• [Written problem]:
Scan the following material for the string "sometimes" and copy each line in which it appears.

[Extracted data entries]

>>>>>

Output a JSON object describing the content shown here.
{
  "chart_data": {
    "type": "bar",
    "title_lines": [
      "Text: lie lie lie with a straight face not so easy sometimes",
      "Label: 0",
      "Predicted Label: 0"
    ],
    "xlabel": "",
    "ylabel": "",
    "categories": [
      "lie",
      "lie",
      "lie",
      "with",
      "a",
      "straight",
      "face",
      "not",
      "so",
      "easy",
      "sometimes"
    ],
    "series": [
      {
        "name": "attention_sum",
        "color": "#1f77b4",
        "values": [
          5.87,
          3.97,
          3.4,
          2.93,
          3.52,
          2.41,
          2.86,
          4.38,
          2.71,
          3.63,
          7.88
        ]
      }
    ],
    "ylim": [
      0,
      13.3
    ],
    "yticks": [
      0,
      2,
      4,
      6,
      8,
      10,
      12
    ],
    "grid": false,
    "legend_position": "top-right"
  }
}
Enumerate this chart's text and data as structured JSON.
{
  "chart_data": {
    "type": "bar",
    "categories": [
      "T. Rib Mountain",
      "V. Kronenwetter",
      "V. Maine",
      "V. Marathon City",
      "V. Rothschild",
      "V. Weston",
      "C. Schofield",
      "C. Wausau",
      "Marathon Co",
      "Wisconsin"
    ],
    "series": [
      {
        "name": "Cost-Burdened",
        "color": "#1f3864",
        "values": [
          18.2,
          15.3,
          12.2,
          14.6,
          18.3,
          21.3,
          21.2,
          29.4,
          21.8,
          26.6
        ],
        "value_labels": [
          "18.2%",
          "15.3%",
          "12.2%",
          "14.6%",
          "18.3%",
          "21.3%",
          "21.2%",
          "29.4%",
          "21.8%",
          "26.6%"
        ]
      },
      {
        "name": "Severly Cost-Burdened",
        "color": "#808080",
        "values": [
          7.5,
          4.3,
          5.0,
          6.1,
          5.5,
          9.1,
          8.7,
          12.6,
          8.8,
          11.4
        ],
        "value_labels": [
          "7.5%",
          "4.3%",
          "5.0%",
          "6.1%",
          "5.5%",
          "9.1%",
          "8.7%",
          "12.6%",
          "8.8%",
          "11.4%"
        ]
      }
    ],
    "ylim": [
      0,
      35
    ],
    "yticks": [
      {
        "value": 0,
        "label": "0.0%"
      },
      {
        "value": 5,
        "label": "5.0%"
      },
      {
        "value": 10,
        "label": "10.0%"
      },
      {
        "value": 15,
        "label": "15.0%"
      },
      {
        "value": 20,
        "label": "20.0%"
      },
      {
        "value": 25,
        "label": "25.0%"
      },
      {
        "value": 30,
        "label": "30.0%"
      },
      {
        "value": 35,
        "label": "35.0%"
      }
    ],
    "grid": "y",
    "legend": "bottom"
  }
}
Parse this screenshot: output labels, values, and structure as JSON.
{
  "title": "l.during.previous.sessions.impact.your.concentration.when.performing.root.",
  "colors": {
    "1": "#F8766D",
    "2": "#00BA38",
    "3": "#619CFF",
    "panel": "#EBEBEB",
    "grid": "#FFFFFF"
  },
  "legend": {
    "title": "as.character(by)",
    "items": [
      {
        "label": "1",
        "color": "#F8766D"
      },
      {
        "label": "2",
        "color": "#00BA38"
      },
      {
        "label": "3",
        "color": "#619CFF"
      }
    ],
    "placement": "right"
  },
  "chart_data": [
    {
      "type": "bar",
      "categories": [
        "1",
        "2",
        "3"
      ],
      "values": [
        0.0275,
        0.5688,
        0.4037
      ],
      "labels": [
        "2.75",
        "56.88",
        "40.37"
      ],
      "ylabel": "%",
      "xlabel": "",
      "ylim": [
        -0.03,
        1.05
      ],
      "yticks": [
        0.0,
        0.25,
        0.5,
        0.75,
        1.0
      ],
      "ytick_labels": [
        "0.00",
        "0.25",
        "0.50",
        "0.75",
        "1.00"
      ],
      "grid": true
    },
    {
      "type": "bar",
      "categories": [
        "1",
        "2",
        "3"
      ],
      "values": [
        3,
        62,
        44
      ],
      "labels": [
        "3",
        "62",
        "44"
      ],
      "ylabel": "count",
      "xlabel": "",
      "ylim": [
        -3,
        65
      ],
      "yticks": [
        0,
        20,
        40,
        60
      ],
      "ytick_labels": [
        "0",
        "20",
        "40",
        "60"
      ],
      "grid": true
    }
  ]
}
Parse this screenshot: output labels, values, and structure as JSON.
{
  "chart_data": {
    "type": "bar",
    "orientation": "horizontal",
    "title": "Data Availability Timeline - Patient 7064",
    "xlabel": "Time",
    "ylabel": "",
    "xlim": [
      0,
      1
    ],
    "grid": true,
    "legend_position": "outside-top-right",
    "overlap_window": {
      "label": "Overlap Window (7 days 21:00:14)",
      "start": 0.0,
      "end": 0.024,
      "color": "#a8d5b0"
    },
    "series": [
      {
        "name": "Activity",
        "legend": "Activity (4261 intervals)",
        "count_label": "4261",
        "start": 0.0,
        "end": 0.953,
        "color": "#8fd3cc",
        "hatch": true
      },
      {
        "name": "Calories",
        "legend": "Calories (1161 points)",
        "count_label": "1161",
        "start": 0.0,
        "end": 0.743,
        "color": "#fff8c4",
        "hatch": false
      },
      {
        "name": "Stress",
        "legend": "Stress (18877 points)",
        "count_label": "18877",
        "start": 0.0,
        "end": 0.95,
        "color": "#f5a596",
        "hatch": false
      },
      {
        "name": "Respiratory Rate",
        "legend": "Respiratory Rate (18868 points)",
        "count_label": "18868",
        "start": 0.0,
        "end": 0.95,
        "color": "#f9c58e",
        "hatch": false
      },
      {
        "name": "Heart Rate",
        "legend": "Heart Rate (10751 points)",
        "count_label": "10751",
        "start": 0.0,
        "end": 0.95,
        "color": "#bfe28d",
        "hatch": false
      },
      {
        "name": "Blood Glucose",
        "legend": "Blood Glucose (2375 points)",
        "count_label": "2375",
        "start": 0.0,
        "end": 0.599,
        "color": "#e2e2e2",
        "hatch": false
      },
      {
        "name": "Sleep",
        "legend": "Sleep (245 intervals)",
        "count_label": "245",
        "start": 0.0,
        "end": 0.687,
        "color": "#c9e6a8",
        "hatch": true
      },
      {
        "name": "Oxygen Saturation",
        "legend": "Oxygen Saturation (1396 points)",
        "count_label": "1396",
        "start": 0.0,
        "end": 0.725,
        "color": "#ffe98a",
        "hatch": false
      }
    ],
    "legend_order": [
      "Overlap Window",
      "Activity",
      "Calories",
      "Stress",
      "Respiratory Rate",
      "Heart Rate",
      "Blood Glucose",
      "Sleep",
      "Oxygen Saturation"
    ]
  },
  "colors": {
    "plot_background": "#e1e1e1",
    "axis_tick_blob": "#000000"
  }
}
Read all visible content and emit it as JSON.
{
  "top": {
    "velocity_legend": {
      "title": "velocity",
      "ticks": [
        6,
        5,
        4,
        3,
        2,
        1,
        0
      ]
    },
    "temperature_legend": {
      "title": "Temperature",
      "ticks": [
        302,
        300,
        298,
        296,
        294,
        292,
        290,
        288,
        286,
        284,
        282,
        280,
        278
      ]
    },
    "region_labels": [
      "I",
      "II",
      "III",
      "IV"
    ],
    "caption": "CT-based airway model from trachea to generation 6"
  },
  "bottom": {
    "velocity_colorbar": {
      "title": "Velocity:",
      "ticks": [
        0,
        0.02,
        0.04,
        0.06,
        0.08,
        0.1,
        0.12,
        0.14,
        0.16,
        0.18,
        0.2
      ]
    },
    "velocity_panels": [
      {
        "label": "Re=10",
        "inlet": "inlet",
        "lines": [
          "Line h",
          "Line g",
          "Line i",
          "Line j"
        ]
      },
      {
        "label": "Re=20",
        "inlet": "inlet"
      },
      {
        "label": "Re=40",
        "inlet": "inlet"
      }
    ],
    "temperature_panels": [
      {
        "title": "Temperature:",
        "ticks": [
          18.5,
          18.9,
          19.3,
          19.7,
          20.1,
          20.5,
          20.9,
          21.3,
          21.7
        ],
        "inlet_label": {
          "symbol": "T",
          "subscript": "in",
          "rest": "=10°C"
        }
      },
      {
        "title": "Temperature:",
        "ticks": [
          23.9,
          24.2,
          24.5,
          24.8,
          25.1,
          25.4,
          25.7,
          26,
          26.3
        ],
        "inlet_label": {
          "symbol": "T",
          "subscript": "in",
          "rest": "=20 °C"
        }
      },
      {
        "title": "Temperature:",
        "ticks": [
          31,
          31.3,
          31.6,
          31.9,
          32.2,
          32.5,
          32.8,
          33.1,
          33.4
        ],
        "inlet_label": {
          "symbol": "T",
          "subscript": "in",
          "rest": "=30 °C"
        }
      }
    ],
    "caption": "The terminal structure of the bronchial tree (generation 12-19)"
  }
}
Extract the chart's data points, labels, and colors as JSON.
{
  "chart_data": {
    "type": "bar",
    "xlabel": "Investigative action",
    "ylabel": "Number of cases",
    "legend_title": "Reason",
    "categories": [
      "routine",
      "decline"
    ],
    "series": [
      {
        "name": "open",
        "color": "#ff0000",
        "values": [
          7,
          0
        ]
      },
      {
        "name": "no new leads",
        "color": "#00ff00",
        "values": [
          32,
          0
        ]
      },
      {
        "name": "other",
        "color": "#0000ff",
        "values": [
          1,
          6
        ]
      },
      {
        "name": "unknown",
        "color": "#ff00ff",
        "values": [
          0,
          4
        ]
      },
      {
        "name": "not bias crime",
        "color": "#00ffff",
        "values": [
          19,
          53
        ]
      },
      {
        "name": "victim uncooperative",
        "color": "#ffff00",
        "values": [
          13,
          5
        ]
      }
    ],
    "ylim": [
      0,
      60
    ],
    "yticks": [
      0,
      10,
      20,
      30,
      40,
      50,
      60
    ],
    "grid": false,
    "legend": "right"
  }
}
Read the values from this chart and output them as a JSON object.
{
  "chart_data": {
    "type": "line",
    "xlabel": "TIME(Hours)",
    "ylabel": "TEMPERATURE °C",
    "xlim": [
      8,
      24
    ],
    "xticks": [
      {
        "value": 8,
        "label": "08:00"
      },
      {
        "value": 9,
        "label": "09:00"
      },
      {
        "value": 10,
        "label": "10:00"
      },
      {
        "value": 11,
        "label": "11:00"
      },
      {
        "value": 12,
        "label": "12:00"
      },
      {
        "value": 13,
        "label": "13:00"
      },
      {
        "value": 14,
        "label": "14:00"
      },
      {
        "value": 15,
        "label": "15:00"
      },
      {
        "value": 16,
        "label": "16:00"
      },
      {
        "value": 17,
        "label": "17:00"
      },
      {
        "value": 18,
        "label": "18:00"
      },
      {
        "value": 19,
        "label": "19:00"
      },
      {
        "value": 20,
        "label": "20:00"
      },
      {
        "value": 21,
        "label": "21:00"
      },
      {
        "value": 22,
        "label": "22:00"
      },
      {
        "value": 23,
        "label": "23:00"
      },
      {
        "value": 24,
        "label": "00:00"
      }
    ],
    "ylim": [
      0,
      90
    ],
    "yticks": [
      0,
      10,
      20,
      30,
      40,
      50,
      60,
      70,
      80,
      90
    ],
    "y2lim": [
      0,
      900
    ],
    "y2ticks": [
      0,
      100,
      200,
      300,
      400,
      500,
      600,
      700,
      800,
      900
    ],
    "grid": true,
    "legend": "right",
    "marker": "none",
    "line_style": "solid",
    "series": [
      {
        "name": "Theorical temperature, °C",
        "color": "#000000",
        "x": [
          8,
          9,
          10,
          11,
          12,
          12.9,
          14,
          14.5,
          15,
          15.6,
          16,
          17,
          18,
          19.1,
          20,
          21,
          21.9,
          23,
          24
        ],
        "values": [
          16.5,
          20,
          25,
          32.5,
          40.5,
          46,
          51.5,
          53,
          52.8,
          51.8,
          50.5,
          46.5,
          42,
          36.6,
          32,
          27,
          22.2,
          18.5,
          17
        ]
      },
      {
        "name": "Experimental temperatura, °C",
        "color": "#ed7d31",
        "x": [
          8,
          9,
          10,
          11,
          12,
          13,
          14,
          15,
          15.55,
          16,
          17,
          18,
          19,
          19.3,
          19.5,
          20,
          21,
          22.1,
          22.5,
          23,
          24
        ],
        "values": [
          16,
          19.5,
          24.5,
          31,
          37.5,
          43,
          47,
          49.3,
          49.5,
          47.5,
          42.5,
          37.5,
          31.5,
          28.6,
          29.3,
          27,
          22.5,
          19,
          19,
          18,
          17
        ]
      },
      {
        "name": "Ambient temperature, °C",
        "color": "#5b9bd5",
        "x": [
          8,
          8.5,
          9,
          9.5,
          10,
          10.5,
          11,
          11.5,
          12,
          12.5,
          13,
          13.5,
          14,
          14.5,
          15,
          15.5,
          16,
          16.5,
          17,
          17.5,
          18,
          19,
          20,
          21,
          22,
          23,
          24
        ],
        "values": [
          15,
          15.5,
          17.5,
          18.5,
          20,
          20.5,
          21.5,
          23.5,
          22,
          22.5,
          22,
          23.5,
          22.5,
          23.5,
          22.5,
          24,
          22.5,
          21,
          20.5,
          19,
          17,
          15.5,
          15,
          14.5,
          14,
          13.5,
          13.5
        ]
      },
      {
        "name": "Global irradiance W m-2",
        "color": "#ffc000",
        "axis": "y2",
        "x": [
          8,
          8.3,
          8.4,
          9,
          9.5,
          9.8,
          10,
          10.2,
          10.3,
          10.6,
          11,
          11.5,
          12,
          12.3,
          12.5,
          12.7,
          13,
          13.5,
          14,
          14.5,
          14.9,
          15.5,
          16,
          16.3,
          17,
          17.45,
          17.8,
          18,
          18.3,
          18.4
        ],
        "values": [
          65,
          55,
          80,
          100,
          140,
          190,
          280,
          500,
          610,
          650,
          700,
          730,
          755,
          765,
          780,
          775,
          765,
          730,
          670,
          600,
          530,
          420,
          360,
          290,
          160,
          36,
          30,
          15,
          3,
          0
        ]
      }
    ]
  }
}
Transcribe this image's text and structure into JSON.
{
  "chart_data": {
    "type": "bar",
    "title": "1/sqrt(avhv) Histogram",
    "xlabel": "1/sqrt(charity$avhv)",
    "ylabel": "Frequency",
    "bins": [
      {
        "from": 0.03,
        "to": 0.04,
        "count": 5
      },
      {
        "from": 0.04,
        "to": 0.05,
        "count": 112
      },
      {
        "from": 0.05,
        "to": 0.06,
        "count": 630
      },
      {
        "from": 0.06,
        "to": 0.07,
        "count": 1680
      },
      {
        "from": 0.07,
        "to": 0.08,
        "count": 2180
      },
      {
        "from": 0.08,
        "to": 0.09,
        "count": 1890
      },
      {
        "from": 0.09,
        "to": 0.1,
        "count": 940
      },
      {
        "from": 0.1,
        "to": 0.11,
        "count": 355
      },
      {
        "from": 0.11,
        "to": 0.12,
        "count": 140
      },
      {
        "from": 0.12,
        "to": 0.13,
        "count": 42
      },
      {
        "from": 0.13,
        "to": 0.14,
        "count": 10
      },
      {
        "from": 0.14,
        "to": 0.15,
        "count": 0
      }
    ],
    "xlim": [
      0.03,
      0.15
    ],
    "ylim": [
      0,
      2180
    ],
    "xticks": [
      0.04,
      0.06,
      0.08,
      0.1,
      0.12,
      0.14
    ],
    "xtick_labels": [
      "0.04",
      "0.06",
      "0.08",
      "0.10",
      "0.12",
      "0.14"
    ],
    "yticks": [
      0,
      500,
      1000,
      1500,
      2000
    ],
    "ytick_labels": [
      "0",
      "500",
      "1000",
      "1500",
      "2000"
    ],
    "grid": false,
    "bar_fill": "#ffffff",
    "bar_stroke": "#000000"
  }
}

<<<<<

• [The result]:
      "Text: lie lie lie with a straight face not so easy sometimes",
      "sometimes"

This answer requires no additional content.